• [Required task]
State only how many lines contain the string "років".

• [Given entries]
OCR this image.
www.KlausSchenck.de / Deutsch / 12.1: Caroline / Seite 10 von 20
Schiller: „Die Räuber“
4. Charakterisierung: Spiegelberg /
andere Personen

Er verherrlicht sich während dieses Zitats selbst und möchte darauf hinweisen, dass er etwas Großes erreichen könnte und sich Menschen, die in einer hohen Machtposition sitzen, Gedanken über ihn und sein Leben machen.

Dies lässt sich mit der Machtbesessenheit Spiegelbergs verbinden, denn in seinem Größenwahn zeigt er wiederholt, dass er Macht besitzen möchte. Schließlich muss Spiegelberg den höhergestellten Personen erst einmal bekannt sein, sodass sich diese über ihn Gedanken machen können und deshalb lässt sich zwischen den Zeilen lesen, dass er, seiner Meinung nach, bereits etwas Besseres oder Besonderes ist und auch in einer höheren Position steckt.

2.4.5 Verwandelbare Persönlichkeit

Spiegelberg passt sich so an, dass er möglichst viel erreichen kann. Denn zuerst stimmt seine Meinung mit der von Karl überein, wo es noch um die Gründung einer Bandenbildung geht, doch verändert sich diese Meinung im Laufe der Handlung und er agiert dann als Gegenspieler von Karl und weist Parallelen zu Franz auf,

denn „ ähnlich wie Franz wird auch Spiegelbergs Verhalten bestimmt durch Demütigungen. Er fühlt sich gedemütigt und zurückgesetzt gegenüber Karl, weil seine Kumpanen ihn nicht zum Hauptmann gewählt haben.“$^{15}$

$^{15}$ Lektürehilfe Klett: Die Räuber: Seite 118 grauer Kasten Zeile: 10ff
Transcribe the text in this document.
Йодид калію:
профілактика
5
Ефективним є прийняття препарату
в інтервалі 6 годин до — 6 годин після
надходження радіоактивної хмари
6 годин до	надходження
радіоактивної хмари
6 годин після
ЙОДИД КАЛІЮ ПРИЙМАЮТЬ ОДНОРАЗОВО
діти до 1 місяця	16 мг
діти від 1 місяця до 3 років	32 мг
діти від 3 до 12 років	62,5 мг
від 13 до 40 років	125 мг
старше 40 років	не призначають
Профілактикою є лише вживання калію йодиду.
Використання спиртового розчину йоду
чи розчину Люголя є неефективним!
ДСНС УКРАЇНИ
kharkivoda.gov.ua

• [Task solution]
4